* Instruction:
Copy out each line below exactly as it appears.

--- Start Entries shown ---

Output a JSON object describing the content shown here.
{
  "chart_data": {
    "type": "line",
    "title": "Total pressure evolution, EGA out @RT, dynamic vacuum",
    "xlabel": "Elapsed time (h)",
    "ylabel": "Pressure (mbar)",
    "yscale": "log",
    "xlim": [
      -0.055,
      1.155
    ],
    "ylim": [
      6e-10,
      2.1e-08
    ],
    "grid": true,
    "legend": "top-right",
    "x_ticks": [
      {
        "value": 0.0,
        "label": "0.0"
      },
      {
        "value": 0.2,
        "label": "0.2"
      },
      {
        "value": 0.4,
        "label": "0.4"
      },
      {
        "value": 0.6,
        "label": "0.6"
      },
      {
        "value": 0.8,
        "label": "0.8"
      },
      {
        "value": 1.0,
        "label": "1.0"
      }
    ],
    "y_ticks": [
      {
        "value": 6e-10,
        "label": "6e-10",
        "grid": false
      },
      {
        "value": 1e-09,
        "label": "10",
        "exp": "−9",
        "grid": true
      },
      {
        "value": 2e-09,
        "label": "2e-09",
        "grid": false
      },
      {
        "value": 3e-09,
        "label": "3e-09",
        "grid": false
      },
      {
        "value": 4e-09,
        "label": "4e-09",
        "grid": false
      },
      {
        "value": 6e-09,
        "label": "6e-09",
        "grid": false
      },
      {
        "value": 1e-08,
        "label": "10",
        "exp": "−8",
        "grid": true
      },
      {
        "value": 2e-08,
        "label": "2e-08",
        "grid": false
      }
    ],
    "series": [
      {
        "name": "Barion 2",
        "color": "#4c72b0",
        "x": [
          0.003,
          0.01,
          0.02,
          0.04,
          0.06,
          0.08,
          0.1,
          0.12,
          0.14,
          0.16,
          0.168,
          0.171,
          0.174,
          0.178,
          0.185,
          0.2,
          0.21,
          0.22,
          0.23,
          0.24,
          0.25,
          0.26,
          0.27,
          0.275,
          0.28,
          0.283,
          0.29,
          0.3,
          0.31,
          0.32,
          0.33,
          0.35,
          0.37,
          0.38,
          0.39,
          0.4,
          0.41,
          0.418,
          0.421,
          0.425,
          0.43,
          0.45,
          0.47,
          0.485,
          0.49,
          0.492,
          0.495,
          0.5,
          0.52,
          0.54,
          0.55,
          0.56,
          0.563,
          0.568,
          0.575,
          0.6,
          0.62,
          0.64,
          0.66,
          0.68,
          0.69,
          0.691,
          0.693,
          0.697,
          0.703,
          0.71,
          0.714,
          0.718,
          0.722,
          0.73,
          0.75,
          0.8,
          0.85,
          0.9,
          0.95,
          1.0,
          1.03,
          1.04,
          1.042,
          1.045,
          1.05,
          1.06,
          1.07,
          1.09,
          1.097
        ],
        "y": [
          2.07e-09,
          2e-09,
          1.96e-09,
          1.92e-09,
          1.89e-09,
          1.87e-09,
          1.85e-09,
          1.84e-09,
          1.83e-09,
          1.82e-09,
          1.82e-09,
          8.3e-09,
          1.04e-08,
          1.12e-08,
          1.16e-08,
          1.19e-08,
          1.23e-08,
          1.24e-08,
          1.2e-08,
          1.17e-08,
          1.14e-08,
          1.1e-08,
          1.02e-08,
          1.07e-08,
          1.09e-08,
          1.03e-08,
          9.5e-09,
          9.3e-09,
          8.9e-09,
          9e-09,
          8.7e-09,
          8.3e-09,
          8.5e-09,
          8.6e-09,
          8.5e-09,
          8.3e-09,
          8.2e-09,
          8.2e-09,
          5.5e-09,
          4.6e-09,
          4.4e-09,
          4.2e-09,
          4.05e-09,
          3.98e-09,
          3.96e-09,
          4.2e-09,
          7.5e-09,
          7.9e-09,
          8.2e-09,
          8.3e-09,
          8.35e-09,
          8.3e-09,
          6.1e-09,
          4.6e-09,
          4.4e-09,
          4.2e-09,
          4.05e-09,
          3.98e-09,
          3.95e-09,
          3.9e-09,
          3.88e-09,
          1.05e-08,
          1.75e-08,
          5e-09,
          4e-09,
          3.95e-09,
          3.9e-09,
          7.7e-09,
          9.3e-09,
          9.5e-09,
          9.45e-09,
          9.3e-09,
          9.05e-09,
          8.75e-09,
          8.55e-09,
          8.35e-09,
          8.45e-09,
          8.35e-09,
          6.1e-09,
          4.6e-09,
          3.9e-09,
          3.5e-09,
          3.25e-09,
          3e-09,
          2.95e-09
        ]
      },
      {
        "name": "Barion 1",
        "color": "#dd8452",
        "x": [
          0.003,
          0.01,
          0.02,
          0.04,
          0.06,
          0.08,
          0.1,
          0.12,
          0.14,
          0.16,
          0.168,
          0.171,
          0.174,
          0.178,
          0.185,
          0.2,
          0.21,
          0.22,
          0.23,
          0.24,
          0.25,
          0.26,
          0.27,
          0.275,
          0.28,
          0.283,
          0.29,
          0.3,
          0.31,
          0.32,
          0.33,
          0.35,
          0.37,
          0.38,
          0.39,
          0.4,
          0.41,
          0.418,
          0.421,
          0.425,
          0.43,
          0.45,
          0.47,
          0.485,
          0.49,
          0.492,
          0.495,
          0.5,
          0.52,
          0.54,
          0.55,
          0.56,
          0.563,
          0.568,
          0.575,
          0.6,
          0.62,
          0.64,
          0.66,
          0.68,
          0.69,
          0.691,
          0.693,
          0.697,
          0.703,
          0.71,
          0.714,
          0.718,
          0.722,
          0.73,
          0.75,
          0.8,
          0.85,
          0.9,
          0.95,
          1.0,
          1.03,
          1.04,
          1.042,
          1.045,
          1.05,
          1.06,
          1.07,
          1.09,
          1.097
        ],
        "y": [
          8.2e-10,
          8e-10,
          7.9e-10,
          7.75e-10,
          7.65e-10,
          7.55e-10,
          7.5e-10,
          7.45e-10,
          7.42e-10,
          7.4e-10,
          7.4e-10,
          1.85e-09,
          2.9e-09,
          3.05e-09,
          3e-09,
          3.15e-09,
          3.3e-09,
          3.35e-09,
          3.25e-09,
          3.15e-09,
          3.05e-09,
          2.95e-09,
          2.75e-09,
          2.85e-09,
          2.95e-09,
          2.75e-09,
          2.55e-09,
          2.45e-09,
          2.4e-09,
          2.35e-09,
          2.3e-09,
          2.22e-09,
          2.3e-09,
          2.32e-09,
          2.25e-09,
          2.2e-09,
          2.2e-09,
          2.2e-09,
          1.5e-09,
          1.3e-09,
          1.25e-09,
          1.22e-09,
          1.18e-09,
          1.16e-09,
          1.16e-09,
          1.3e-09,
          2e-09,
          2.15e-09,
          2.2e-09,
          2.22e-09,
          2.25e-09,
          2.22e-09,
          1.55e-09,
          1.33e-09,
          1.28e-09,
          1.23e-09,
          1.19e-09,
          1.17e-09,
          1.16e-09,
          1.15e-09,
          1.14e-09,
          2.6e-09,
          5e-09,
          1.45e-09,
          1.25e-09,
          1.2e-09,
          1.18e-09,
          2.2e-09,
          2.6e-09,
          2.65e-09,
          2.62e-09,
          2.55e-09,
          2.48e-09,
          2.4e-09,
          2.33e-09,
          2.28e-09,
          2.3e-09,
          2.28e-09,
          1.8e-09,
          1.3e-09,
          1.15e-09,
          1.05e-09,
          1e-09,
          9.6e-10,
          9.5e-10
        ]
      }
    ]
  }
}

--- End Entries shown ---

* Exercise response:
Output a JSON object describing the content shown here.
{
  "chart_data": {
    "type": "line",
    "title": "Total pressure evolution, EGA out @RT, dynamic vacuum",
    "xlabel": "Elapsed time (h)",
    "ylabel": "Pressure (mbar)",
    "yscale": "log",
    "xlim": [
      -0.055,
      1.155
    ],
    "ylim": [
      6e-10,
      2.1e-08
    ],
    "grid": true,
    "legend": "top-right",
    "x_ticks": [
      {
        "value": 0.0,
        "label": "0.0"
      },
      {
        "value": 0.2,
        "label": "0.2"
      },
      {
        "value": 0.4,
        "label": "0.4"
      },
      {
        "value": 0.6,
        "label": "0.6"
      },
      {
        "value": 0.8,
        "label": "0.8"
      },
      {
        "value": 1.0,
        "label": "1.0"
      }
    ],
    "y_ticks": [
      {
        "value": 6e-10,
        "label": "6e-10",
        "grid": false
      },
      {
        "value": 1e-09,
        "label": "10",
        "exp": "−9",
        "grid": true
      },
      {
        "value": 2e-09,
        "label": "2e-09",
        "grid": false
      },
      {
        "value": 3e-09,
        "label": "3e-09",
        "grid": false
      },
      {
        "value": 4e-09,
        "label": "4e-09",
        "grid": false
      },
      {
        "value": 6e-09,
        "label": "6e-09",
        "grid": false
      },
      {
        "value": 1e-08,
        "label": "10",
        "exp": "−8",
        "grid": true
      },
      {
        "value": 2e-08,
        "label": "2e-08",
        "grid": false
      }
    ],
    "series": [
      {
        "name": "Barion 2",
        "color": "#4c72b0",
        "x": [
          0.003,
          0.01,
          0.02,
          0.04,
          0.06,
          0.08,
          0.1,
          0.12,
          0.14,
          0.16,
          0.168,
          0.171,
          0.174,
          0.178,
          0.185,
          0.2,
          0.21,
          0.22,
          0.23,
          0.24,
          0.25,
          0.26,
          0.27,
          0.275,
          0.28,
          0.283,
          0.29,
          0.3,
          0.31,
          0.32,
          0.33,
          0.35,
          0.37,
          0.38,
          0.39,
          0.4,
          0.41,
          0.418,
          0.421,
          0.425,
          0.43,
          0.45,
          0.47,
          0.485,
          0.49,
          0.492,
          0.495,
          0.5,
          0.52,
          0.54,
          0.55,
          0.56,
          0.563,
          0.568,
          0.575,
          0.6,
          0.62,
          0.64,
          0.66,
          0.68,
          0.69,
          0.691,
          0.693,
          0.697,
          0.703,
          0.71,
          0.714,
          0.718,
          0.722,
          0.73,
          0.75,
          0.8,
          0.85,
          0.9,
          0.95,
          1.0,
          1.03,
          1.04,
          1.042,
          1.045,
          1.05,
          1.06,
          1.07,
          1.09,
          1.097
        ],
        "y": [
          2.07e-09,
          2e-09,
          1.96e-09,
          1.92e-09,
          1.89e-09,
          1.87e-09,
          1.85e-09,
          1.84e-09,
          1.83e-09,
          1.82e-09,
          1.82e-09,
          8.3e-09,
          1.04e-08,
          1.12e-08,
          1.16e-08,
          1.19e-08,
          1.23e-08,
          1.24e-08,
          1.2e-08,
          1.17e-08,
          1.14e-08,
          1.1e-08,
          1.02e-08,
          1.07e-08,
          1.09e-08,
          1.03e-08,
          9.5e-09,
          9.3e-09,
          8.9e-09,
          9e-09,
          8.7e-09,
          8.3e-09,
          8.5e-09,
          8.6e-09,
          8.5e-09,
          8.3e-09,
          8.2e-09,
          8.2e-09,
          5.5e-09,
          4.6e-09,
          4.4e-09,
          4.2e-09,
          4.05e-09,
          3.98e-09,
          3.96e-09,
          4.2e-09,
          7.5e-09,
          7.9e-09,
          8.2e-09,
          8.3e-09,
          8.35e-09,
          8.3e-09,
          6.1e-09,
          4.6e-09,
          4.4e-09,
          4.2e-09,
          4.05e-09,
          3.98e-09,
          3.95e-09,
          3.9e-09,
          3.88e-09,
          1.05e-08,
          1.75e-08,
          5e-09,
          4e-09,
          3.95e-09,
          3.9e-09,
          7.7e-09,
          9.3e-09,
          9.5e-09,
          9.45e-09,
          9.3e-09,
          9.05e-09,
          8.75e-09,
          8.55e-09,
          8.35e-09,
          8.45e-09,
          8.35e-09,
          6.1e-09,
          4.6e-09,
          3.9e-09,
          3.5e-09,
          3.25e-09,
          3e-09,
          2.95e-09
        ]
      },
      {
        "name": "Barion 1",
        "color": "#dd8452",
        "x": [
          0.003,
          0.01,
          0.02,
          0.04,
          0.06,
          0.08,
          0.1,
          0.12,
          0.14,
          0.16,
          0.168,
          0.171,
          0.174,
          0.178,
          0.185,
          0.2,
          0.21,
          0.22,
          0.23,
          0.24,
          0.25,
          0.26,
          0.27,
          0.275,
          0.28,
          0.283,
          0.29,
          0.3,
          0.31,
          0.32,
          0.33,
          0.35,
          0.37,
          0.38,
          0.39,
          0.4,
          0.41,
          0.418,
          0.421,
          0.425,
          0.43,
          0.45,
          0.47,
          0.485,
          0.49,
          0.492,
          0.495,
          0.5,
          0.52,
          0.54,
          0.55,
          0.56,
          0.563,
          0.568,
          0.575,
          0.6,
          0.62,
          0.64,
          0.66,
          0.68,
          0.69,
          0.691,
          0.693,
          0.697,
          0.703,
          0.71,
          0.714,
          0.718,
          0.722,
          0.73,
          0.75,
          0.8,
          0.85,
          0.9,
          0.95,
          1.0,
          1.03,
          1.04,
          1.042,
          1.045,
          1.05,
          1.06,
          1.07,
          1.09,
          1.097
        ],
        "y": [
          8.2e-10,
          8e-10,
          7.9e-10,
          7.75e-10,
          7.65e-10,
          7.55e-10,
          7.5e-10,
          7.45e-10,
          7.42e-10,
          7.4e-10,
          7.4e-10,
          1.85e-09,
          2.9e-09,
          3.05e-09,
          3e-09,
          3.15e-09,
          3.3e-09,
          3.35e-09,
          3.25e-09,
          3.15e-09,
          3.05e-09,
          2.95e-09,
          2.75e-09,
          2.85e-09,
          2.95e-09,
          2.75e-09,
          2.55e-09,
          2.45e-09,
          2.4e-09,
          2.35e-09,
          2.3e-09,
          2.22e-09,
          2.3e-09,
          2.32e-09,
          2.25e-09,
          2.2e-09,
          2.2e-09,
          2.2e-09,
          1.5e-09,
          1.3e-09,
          1.25e-09,
          1.22e-09,
          1.18e-09,
          1.16e-09,
          1.16e-09,
          1.3e-09,
          2e-09,
          2.15e-09,
          2.2e-09,
          2.22e-09,
          2.25e-09,
          2.22e-09,
          1.55e-09,
          1.33e-09,
          1.28e-09,
          1.23e-09,
          1.19e-09,
          1.17e-09,
          1.16e-09,
          1.15e-09,
          1.14e-09,
          2.6e-09,
          5e-09,
          1.45e-09,
          1.25e-09,
          1.2e-09,
          1.18e-09,
          2.2e-09,
          2.6e-09,
          2.65e-09,
          2.62e-09,
          2.55e-09,
          2.48e-09,
          2.4e-09,
          2.33e-09,
          2.28e-09,
          2.3e-09,
          2.28e-09,
          1.8e-09,
          1.3e-09,
          1.15e-09,
          1.05e-09,
          1e-09,
          9.6e-10,
          9.5e-10
        ]
      }
    ]
  }
}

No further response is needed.